Material supplied:

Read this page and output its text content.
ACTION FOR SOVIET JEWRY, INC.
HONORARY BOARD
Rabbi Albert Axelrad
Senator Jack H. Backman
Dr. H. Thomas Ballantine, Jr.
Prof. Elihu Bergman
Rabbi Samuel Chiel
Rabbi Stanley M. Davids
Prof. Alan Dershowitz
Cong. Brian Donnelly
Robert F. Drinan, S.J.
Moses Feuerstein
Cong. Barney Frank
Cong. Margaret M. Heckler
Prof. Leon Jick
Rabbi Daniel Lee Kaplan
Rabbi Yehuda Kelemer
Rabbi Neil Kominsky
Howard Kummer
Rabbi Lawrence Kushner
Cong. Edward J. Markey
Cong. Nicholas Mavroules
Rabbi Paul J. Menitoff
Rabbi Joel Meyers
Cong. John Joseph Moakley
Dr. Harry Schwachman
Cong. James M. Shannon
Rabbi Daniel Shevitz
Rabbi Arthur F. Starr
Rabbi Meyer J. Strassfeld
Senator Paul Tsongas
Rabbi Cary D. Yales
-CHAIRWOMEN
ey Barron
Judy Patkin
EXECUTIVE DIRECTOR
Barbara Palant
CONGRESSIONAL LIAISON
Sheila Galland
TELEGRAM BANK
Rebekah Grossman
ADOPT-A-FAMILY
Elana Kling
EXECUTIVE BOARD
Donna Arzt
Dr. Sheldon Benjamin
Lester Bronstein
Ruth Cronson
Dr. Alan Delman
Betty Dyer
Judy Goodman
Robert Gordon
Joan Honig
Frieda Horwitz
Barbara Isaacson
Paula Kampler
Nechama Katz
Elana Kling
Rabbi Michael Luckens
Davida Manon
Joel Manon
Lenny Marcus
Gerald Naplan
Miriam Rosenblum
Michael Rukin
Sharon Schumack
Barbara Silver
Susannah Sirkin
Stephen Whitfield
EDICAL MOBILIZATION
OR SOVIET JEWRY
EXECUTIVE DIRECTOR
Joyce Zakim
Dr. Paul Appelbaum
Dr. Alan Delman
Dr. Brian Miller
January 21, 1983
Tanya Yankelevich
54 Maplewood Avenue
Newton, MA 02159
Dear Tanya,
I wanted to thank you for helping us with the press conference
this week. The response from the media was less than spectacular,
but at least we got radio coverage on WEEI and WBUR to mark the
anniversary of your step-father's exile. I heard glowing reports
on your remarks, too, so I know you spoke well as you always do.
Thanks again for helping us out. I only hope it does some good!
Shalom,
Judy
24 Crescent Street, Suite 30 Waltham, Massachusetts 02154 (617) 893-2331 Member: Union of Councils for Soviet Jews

Objective: Only the number is wanted: how many lines in the data include the word "this"?

Answer in full: 2